## Records provided
-------

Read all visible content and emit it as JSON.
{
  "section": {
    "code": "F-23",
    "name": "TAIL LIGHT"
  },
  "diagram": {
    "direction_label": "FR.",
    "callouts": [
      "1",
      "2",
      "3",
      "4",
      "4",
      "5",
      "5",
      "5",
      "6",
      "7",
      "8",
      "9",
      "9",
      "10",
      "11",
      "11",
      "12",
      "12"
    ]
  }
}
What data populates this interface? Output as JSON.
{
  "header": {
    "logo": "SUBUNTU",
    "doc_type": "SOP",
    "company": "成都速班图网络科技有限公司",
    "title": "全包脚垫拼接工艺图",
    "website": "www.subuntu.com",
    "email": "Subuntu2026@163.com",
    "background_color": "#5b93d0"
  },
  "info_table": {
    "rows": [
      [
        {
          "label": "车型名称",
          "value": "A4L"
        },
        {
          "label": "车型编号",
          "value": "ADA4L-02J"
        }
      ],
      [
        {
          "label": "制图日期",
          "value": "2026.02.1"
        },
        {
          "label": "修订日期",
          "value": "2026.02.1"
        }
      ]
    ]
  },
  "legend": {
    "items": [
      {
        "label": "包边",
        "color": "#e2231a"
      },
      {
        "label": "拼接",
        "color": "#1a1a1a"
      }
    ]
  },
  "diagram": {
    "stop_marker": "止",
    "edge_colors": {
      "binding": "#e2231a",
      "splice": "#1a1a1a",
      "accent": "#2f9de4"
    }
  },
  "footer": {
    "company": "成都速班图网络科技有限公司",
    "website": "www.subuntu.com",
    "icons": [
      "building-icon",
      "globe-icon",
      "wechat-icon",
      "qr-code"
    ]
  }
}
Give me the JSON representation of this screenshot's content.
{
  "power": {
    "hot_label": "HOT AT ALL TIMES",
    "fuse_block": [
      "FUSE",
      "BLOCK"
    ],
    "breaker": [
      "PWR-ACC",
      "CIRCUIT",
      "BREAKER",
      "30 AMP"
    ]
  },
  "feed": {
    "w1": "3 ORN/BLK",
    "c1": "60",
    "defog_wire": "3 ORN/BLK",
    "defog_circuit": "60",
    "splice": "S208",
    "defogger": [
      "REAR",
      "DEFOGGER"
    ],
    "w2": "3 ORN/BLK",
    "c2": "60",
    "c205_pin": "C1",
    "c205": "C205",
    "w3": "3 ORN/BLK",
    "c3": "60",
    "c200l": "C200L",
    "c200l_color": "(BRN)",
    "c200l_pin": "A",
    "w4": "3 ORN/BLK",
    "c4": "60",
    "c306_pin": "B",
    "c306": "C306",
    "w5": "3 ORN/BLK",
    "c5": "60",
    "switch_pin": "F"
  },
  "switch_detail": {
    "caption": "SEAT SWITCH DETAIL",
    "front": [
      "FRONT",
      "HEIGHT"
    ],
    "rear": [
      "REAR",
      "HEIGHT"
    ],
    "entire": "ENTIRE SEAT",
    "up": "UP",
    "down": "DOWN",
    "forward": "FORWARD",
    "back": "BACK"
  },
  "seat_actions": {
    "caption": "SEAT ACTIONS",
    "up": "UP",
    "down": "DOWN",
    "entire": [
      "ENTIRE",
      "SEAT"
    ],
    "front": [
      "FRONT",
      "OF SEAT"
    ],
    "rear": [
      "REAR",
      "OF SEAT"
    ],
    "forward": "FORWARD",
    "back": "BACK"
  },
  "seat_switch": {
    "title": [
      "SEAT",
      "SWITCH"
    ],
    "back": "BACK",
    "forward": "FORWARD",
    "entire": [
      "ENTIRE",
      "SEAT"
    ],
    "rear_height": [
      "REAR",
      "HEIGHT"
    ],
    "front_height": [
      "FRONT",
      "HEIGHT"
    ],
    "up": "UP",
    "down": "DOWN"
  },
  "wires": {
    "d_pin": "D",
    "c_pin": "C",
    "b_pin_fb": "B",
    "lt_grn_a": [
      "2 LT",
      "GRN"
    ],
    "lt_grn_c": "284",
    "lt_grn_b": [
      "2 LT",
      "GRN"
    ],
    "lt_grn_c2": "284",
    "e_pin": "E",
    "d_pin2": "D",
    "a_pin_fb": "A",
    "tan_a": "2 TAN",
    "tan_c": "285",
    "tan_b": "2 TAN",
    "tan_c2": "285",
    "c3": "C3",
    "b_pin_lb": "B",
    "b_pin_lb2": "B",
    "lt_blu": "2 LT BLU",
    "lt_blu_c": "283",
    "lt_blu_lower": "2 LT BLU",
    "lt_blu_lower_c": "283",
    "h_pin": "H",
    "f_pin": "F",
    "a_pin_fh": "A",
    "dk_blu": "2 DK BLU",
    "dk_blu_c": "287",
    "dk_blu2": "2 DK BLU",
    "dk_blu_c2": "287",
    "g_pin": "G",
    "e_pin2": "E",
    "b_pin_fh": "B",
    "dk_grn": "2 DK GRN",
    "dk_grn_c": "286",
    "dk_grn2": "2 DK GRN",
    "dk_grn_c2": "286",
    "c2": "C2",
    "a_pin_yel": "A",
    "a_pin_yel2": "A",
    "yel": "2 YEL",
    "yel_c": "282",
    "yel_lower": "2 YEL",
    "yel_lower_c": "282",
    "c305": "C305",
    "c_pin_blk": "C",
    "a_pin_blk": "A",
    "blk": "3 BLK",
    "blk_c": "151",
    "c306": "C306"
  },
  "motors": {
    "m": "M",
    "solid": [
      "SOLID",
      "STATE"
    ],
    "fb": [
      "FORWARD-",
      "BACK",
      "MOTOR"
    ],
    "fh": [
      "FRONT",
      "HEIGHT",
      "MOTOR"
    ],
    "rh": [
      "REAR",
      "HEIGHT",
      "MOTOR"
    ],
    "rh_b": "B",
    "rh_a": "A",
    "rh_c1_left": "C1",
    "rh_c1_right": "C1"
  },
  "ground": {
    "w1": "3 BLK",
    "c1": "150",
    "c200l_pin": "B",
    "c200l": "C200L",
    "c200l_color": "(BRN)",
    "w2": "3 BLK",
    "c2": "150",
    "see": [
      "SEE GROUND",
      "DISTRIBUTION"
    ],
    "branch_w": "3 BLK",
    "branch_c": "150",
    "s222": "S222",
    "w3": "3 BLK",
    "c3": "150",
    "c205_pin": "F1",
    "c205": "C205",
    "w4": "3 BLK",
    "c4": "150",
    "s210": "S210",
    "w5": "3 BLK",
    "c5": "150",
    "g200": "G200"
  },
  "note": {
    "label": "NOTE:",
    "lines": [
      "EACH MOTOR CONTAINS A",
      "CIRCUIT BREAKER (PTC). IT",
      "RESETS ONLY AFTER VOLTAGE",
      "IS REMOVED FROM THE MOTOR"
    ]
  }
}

-------

## Exercise
Copy out each line above, character for character.

## Result of the exercise
Read all visible content and emit it as JSON.
{
  "section": {
    "code": "F-23",
    "name": "TAIL LIGHT"
  },
  "diagram": {
    "direction_label": "FR.",
    "callouts": [
      "1",
      "2",
      "3",
      "4",
      "4",
      "5",
      "5",
      "5",
      "6",
      "7",
      "8",
      "9",
      "9",
      "10",
      "11",
      "11",
      "12",
      "12"
    ]
  }
}
What data populates this interface? Output as JSON.
{
  "header": {
    "logo": "SUBUNTU",
    "doc_type": "SOP",
    "company": "成都速班图网络科技有限公司",
    "title": "全包脚垫拼接工艺图",
    "website": "www.subuntu.com",
    "email": "Subuntu2026@163.com",
    "background_color": "#5b93d0"
  },
  "info_table": {
    "rows": [
      [
        {
          "label": "车型名称",
          "value": "A4L"
        },
        {
          "label": "车型编号",
          "value": "ADA4L-02J"
        }
      ],
      [
        {
          "label": "制图日期",
          "value": "2026.02.1"
        },
        {
          "label": "修订日期",
          "value": "2026.02.1"
        }
      ]
    ]
  },
  "legend": {
    "items": [
      {
        "label": "包边",
        "color": "#e2231a"
      },
      {
        "label": "拼接",
        "color": "#1a1a1a"
      }
    ]
  },
  "diagram": {
    "stop_marker": "止",
    "edge_colors": {
      "binding": "#e2231a",
      "splice": "#1a1a1a",
      "accent": "#2f9de4"
    }
  },
  "footer": {
    "company": "成都速班图网络科技有限公司",
    "website": "www.subuntu.com",
    "icons": [
      "building-icon",
      "globe-icon",
      "wechat-icon",
      "qr-code"
    ]
  }
}
Give me the JSON representation of this screenshot's content.
{
  "power": {
    "hot_label": "HOT AT ALL TIMES",
    "fuse_block": [
      "FUSE",
      "BLOCK"
    ],
    "breaker": [
      "PWR-ACC",
      "CIRCUIT",
      "BREAKER",
      "30 AMP"
    ]
  },
  "feed": {
    "w1": "3 ORN/BLK",
    "c1": "60",
    "defog_wire": "3 ORN/BLK",
    "defog_circuit": "60",
    "splice": "S208",
    "defogger": [
      "REAR",
      "DEFOGGER"
    ],
    "w2": "3 ORN/BLK",
    "c2": "60",
    "c205_pin": "C1",
    "c205": "C205",
    "w3": "3 ORN/BLK",
    "c3": "60",
    "c200l": "C200L",
    "c200l_color": "(BRN)",
    "c200l_pin": "A",
    "w4": "3 ORN/BLK",
    "c4": "60",
    "c306_pin": "B",
    "c306": "C306",
    "w5": "3 ORN/BLK",
    "c5": "60",
    "switch_pin": "F"
  },
  "switch_detail": {
    "caption": "SEAT SWITCH DETAIL",
    "front": [
      "FRONT",
      "HEIGHT"
    ],
    "rear": [
      "REAR",
      "HEIGHT"
    ],
    "entire": "ENTIRE SEAT",
    "up": "UP",
    "down": "DOWN",
    "forward": "FORWARD",
    "back": "BACK"
  },
  "seat_actions": {
    "caption": "SEAT ACTIONS",
    "up": "UP",
    "down": "DOWN",
    "entire": [
      "ENTIRE",
      "SEAT"
    ],
    "front": [
      "FRONT",
      "OF SEAT"
    ],
    "rear": [
      "REAR",
      "OF SEAT"
    ],
    "forward": "FORWARD",
    "back": "BACK"
  },
  "seat_switch": {
    "title": [
      "SEAT",
      "SWITCH"
    ],
    "back": "BACK",
    "forward": "FORWARD",
    "entire": [
      "ENTIRE",
      "SEAT"
    ],
    "rear_height": [
      "REAR",
      "HEIGHT"
    ],
    "front_height": [
      "FRONT",
      "HEIGHT"
    ],
    "up": "UP",
    "down": "DOWN"
  },
  "wires": {
    "d_pin": "D",
    "c_pin": "C",
    "b_pin_fb": "B",
    "lt_grn_a": [
      "2 LT",
      "GRN"
    ],
    "lt_grn_c": "284",
    "lt_grn_b": [
      "2 LT",
      "GRN"
    ],
    "lt_grn_c2": "284",
    "e_pin": "E",
    "d_pin2": "D",
    "a_pin_fb": "A",
    "tan_a": "2 TAN",
    "tan_c": "285",
    "tan_b": "2 TAN",
    "tan_c2": "285",
    "c3": "C3",
    "b_pin_lb": "B",
    "b_pin_lb2": "B",
    "lt_blu": "2 LT BLU",
    "lt_blu_c": "283",
    "lt_blu_lower": "2 LT BLU",
    "lt_blu_lower_c": "283",
    "h_pin": "H",
    "f_pin": "F",
    "a_pin_fh": "A",
    "dk_blu": "2 DK BLU",
    "dk_blu_c": "287",
    "dk_blu2": "2 DK BLU",
    "dk_blu_c2": "287",
    "g_pin": "G",
    "e_pin2": "E",
    "b_pin_fh": "B",
    "dk_grn": "2 DK GRN",
    "dk_grn_c": "286",
    "dk_grn2": "2 DK GRN",
    "dk_grn_c2": "286",
    "c2": "C2",
    "a_pin_yel": "A",
    "a_pin_yel2": "A",
    "yel": "2 YEL",
    "yel_c": "282",
    "yel_lower": "2 YEL",
    "yel_lower_c": "282",
    "c305": "C305",
    "c_pin_blk": "C",
    "a_pin_blk": "A",
    "blk": "3 BLK",
    "blk_c": "151",
    "c306": "C306"
  },
  "motors": {
    "m": "M",
    "solid": [
      "SOLID",
      "STATE"
    ],
    "fb": [
      "FORWARD-",
      "BACK",
      "MOTOR"
    ],
    "fh": [
      "FRONT",
      "HEIGHT",
      "MOTOR"
    ],
    "rh": [
      "REAR",
      "HEIGHT",
      "MOTOR"
    ],
    "rh_b": "B",
    "rh_a": "A",
    "rh_c1_left": "C1",
    "rh_c1_right": "C1"
  },
  "ground": {
    "w1": "3 BLK",
    "c1": "150",
    "c200l_pin": "B",
    "c200l": "C200L",
    "c200l_color": "(BRN)",
    "w2": "3 BLK",
    "c2": "150",
    "see": [
      "SEE GROUND",
      "DISTRIBUTION"
    ],
    "branch_w": "3 BLK",
    "branch_c": "150",
    "s222": "S222",
    "w3": "3 BLK",
    "c3": "150",
    "c205_pin": "F1",
    "c205": "C205",
    "w4": "3 BLK",
    "c4": "150",
    "s210": "S210",
    "w5": "3 BLK",
    "c5": "150",
    "g200": "G200"
  },
  "note": {
    "label": "NOTE:",
    "lines": [
      "EACH MOTOR CONTAINS A",
      "CIRCUIT BREAKER (PTC). IT",
      "RESETS ONLY AFTER VOLTAGE",
      "IS REMOVED FROM THE MOTOR"
    ]
  }
}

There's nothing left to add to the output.